== Segment start ==
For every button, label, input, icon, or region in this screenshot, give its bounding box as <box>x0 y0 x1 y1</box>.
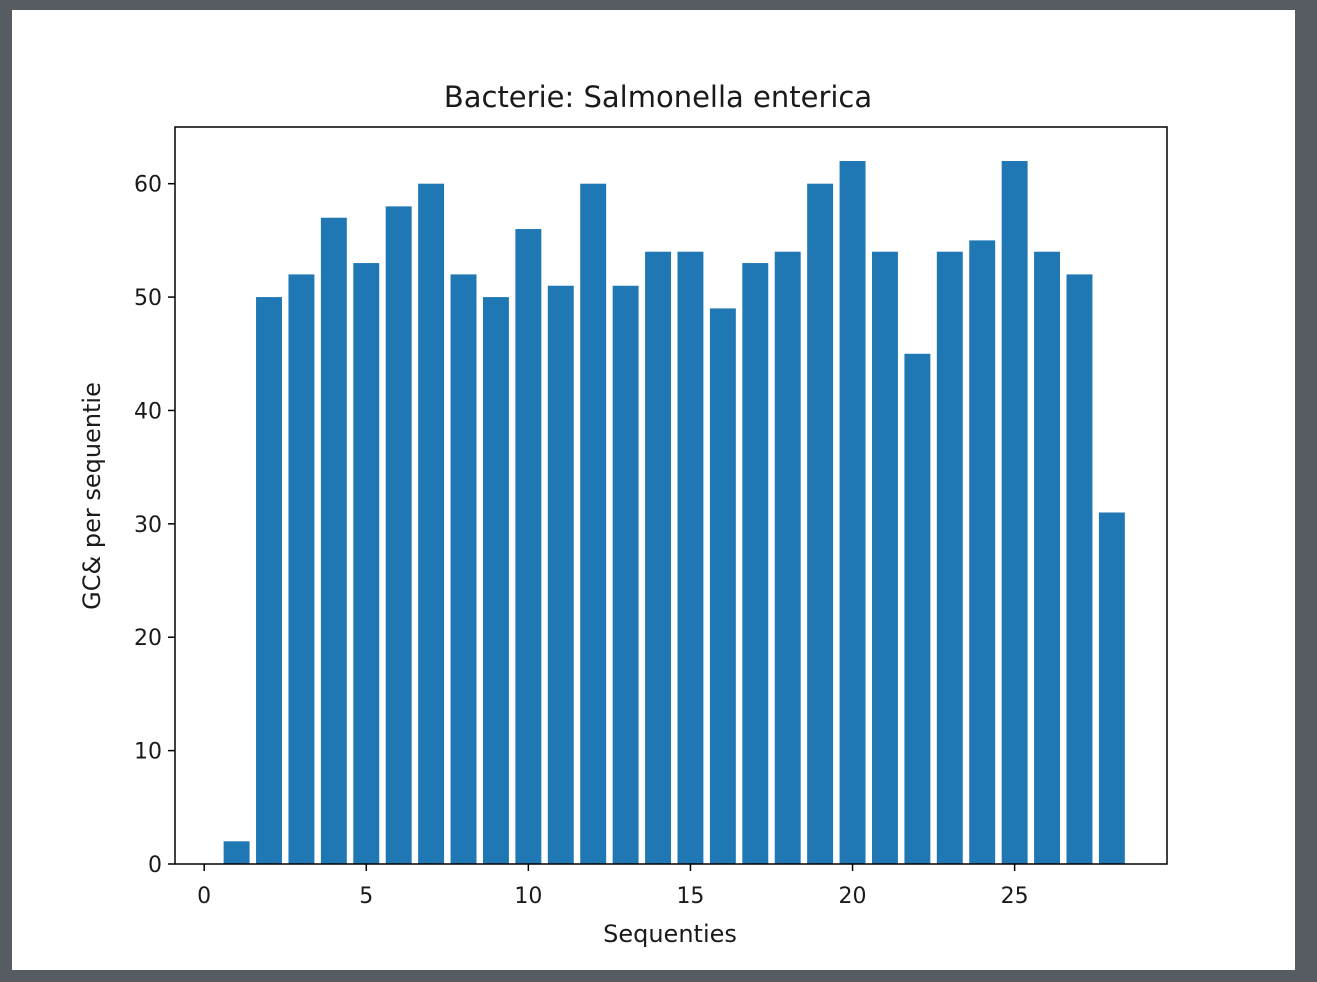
x-tick-label-10: 10 <box>514 884 542 909</box>
bar-22 <box>904 353 931 864</box>
bar-7 <box>418 183 445 864</box>
bar-20 <box>839 161 866 864</box>
x-tick-label-15: 15 <box>676 884 704 909</box>
y-tick-label-20: 20 <box>134 626 162 651</box>
bar-3 <box>288 274 315 864</box>
bar-9 <box>482 297 509 865</box>
x-tick-label-25: 25 <box>1001 884 1029 909</box>
bar-12 <box>580 183 607 864</box>
y-tick-label-10: 10 <box>134 740 162 765</box>
y-tick-label-50: 50 <box>134 286 162 311</box>
figure-canvas: Bacterie: Salmonella enterica 0 10 20 30 40 5… <box>12 10 1295 970</box>
plot-frame <box>174 126 1168 865</box>
y-tick-label-60: 60 <box>134 173 162 198</box>
bar-1 <box>223 841 250 864</box>
bar-24 <box>969 240 996 864</box>
bar-11 <box>547 285 574 864</box>
bar-15 <box>677 251 704 864</box>
x-tick-label-5: 5 <box>359 884 373 909</box>
bars-group <box>223 161 1125 865</box>
y-axis-label: GC& per sequentie <box>78 382 106 610</box>
bar-16 <box>709 308 736 864</box>
bar-14 <box>645 251 671 864</box>
y-tick-label-30: 30 <box>134 513 162 538</box>
bar-13 <box>612 285 639 864</box>
bar-18 <box>774 251 801 864</box>
bar-10 <box>515 229 542 865</box>
x-tick-label-20: 20 <box>839 884 867 909</box>
bar-26 <box>1034 251 1061 864</box>
bar-chart: Bacterie: Salmonella enterica 0 10 20 30 40 5… <box>78 80 1168 948</box>
y-tick-label-40: 40 <box>134 399 162 424</box>
bar-28 <box>1098 512 1125 864</box>
bar-21 <box>871 251 898 864</box>
bar-19 <box>807 183 834 864</box>
bar-2 <box>256 297 282 865</box>
bar-4 <box>320 217 347 864</box>
bar-25 <box>1001 161 1028 864</box>
bar-17 <box>742 263 769 864</box>
bar-6 <box>385 206 412 864</box>
x-axis: 0 5 10 15 20 25 <box>197 864 1029 909</box>
y-axis: 0 10 20 30 40 50 60 <box>134 173 175 878</box>
chart-title: Bacterie: Salmonella enterica <box>444 80 872 114</box>
x-axis-label: Sequenties <box>603 920 737 948</box>
bar-8 <box>450 274 477 864</box>
y-tick-label-0: 0 <box>148 853 162 878</box>
x-tick-label-0: 0 <box>197 884 211 909</box>
bar-5 <box>353 263 380 864</box>
bar-27 <box>1066 274 1093 864</box>
bar-23 <box>936 251 963 864</box>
== Segment end ==
DIRECTIONS
Show the lines of the listing above with "Bacterie".

FINISHED EXERCISE
figure-canvas: Bacterie: Salmonella enterica 0 10 20 30 40 5… <box>12 10 1295 970</box>
bar-chart: Bacterie: Salmonella enterica 0 10 20 30 40 5… <box>78 80 1168 948</box>
chart-title: Bacterie: Salmonella enterica <box>444 80 872 114</box>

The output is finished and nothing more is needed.